Instructions for the task: Scan the lines below for the string "back" and copy every one that has it.

[Collected data entries]
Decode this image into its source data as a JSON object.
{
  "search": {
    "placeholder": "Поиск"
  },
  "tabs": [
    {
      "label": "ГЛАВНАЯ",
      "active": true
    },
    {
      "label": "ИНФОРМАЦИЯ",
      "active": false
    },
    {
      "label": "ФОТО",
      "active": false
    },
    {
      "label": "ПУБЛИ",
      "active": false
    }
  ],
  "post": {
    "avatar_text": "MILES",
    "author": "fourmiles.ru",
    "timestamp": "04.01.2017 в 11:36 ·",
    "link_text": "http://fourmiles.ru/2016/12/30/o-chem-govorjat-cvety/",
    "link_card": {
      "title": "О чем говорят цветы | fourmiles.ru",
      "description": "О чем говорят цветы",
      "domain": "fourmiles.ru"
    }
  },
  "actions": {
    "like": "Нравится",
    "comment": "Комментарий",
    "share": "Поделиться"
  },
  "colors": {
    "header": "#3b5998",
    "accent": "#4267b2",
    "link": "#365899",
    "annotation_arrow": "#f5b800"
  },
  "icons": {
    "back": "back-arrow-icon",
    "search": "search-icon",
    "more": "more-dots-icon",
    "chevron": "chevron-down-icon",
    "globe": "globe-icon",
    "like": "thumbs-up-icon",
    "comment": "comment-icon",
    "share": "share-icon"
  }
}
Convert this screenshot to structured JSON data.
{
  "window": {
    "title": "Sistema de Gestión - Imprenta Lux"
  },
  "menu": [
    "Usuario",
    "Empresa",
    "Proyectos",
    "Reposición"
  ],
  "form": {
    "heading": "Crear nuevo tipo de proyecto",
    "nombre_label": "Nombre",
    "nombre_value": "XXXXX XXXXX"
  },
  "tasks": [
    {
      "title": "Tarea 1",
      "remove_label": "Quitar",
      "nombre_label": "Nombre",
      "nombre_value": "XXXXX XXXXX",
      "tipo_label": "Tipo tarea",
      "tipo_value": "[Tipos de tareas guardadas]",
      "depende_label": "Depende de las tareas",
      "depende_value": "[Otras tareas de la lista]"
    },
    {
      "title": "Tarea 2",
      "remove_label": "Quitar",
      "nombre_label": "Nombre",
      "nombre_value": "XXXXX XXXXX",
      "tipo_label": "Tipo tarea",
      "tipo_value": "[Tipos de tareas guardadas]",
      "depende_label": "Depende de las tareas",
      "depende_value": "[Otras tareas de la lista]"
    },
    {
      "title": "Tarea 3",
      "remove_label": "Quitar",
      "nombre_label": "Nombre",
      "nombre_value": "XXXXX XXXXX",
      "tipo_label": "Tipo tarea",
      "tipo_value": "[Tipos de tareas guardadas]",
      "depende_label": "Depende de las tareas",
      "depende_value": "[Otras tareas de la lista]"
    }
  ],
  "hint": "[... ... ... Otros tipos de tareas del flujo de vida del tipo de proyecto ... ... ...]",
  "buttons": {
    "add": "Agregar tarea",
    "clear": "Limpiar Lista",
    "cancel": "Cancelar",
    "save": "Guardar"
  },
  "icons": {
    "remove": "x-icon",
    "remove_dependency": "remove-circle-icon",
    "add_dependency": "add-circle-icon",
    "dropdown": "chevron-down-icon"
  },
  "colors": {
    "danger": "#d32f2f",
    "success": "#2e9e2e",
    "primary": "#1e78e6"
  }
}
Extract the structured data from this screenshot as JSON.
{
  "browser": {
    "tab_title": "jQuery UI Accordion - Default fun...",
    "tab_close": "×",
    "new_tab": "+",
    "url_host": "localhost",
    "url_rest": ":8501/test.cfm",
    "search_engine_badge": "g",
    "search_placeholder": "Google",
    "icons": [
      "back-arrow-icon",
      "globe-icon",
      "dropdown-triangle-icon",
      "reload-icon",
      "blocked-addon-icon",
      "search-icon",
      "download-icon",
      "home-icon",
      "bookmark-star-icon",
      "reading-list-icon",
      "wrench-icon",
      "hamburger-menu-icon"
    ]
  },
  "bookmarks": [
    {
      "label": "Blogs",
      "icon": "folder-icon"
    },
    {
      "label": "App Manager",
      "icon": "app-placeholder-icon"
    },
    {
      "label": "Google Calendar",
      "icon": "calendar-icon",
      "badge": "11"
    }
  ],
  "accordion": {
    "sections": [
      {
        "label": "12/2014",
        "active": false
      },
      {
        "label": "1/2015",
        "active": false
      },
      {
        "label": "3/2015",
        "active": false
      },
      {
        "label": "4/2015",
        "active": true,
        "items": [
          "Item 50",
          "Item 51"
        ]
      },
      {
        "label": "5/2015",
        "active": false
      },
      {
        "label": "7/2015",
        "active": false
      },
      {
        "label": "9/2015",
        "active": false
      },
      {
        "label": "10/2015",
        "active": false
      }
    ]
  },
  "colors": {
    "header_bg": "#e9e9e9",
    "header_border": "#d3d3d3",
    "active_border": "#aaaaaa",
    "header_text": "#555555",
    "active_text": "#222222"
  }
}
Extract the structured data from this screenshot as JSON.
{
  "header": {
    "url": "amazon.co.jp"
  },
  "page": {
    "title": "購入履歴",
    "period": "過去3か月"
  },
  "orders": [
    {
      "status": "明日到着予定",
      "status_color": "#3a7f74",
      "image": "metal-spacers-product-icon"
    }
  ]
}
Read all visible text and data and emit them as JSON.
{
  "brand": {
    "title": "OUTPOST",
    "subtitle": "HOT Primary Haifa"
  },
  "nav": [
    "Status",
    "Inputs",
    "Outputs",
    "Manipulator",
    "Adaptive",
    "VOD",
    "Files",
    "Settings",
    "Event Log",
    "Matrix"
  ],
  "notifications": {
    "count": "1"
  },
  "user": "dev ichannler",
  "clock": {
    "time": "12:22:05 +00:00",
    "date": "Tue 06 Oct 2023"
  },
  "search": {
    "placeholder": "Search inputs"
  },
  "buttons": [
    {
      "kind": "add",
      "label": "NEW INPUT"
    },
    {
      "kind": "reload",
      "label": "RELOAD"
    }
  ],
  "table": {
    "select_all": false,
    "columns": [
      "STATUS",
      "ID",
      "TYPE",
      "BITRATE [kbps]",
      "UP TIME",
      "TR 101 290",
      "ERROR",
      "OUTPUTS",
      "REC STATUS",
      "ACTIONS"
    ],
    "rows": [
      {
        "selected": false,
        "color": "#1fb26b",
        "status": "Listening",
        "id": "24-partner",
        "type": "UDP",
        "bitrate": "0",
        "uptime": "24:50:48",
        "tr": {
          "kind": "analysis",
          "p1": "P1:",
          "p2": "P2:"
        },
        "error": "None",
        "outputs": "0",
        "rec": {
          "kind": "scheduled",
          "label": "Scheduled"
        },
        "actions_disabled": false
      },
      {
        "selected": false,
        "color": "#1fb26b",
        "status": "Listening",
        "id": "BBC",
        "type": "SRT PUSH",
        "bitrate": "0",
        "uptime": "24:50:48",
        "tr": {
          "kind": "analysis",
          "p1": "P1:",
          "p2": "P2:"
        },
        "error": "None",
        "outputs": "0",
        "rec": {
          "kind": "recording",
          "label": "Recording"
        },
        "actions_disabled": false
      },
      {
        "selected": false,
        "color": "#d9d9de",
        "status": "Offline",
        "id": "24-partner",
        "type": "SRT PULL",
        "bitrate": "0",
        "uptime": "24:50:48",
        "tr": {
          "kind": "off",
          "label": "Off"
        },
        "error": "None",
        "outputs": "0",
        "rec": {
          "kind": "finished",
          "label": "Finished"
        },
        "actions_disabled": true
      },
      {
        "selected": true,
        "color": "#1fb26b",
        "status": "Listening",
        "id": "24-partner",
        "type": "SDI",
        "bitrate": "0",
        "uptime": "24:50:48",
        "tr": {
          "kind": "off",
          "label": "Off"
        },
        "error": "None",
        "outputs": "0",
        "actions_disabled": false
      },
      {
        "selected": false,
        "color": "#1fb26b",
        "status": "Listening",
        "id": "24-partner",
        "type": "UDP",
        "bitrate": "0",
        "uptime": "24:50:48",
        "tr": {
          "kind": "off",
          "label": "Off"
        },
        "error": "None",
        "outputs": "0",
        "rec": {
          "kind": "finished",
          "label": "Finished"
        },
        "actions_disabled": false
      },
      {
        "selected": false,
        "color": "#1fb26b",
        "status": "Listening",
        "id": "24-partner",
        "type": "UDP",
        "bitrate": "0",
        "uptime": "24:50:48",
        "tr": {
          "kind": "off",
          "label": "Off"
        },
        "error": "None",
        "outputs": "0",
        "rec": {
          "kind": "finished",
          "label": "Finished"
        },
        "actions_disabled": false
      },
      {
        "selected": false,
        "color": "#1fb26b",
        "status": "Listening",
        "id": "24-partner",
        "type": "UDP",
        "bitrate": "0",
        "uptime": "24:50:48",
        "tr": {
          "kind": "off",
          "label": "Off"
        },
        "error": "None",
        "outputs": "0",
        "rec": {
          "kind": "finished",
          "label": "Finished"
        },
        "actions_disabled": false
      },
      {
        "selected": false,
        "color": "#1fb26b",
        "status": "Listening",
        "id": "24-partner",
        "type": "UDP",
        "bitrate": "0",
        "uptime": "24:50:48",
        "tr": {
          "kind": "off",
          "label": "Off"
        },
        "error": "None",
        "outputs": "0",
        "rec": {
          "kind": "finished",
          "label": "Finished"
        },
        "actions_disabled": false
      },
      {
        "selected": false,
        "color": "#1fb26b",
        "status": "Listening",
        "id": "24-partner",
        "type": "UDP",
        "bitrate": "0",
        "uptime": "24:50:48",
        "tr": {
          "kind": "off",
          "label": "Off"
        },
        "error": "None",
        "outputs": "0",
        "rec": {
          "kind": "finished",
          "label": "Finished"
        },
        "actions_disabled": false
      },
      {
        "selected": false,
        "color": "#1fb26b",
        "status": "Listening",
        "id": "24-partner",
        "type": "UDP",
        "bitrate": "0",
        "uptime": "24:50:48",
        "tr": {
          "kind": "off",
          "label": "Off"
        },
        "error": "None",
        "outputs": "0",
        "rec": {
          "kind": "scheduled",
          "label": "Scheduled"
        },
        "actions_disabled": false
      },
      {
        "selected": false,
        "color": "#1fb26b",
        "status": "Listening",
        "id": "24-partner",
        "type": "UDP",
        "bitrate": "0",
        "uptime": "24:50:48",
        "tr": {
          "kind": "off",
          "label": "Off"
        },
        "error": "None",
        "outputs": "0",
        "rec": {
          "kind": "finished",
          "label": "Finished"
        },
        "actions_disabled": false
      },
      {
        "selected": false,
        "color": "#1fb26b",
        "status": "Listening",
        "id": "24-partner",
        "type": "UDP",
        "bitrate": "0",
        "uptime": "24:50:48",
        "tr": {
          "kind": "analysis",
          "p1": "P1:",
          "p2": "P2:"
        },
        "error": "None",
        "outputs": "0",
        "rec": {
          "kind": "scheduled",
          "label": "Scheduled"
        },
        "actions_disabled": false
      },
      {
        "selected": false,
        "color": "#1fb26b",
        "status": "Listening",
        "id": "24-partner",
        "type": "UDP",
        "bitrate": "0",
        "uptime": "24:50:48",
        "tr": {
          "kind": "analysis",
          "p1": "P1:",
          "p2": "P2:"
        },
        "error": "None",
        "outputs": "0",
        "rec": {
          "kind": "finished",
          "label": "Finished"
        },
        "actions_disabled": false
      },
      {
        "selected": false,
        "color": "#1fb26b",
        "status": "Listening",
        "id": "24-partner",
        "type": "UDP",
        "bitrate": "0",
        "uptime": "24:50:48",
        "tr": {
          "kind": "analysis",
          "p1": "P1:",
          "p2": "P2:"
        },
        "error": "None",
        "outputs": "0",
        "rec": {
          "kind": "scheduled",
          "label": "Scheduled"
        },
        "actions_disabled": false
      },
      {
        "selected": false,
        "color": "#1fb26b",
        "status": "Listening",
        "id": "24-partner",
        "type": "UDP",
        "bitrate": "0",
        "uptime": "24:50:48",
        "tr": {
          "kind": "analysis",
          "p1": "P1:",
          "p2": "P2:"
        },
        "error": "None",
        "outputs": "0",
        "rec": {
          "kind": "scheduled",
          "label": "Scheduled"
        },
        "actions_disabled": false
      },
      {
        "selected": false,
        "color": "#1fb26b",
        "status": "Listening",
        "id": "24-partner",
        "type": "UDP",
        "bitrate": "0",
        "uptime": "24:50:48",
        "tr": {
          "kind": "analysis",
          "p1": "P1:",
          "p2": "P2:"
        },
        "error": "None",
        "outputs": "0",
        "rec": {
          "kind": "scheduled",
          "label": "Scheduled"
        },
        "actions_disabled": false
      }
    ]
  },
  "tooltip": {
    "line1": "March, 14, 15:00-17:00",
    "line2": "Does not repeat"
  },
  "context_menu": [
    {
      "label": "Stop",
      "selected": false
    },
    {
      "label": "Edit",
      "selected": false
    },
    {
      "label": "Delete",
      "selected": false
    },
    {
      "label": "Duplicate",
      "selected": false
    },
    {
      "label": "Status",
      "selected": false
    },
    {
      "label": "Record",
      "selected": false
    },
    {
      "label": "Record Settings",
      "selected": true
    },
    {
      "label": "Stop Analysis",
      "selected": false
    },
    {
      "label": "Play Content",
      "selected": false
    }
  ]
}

Task answer:
    "back": "back-arrow-icon",
      "back-arrow-icon",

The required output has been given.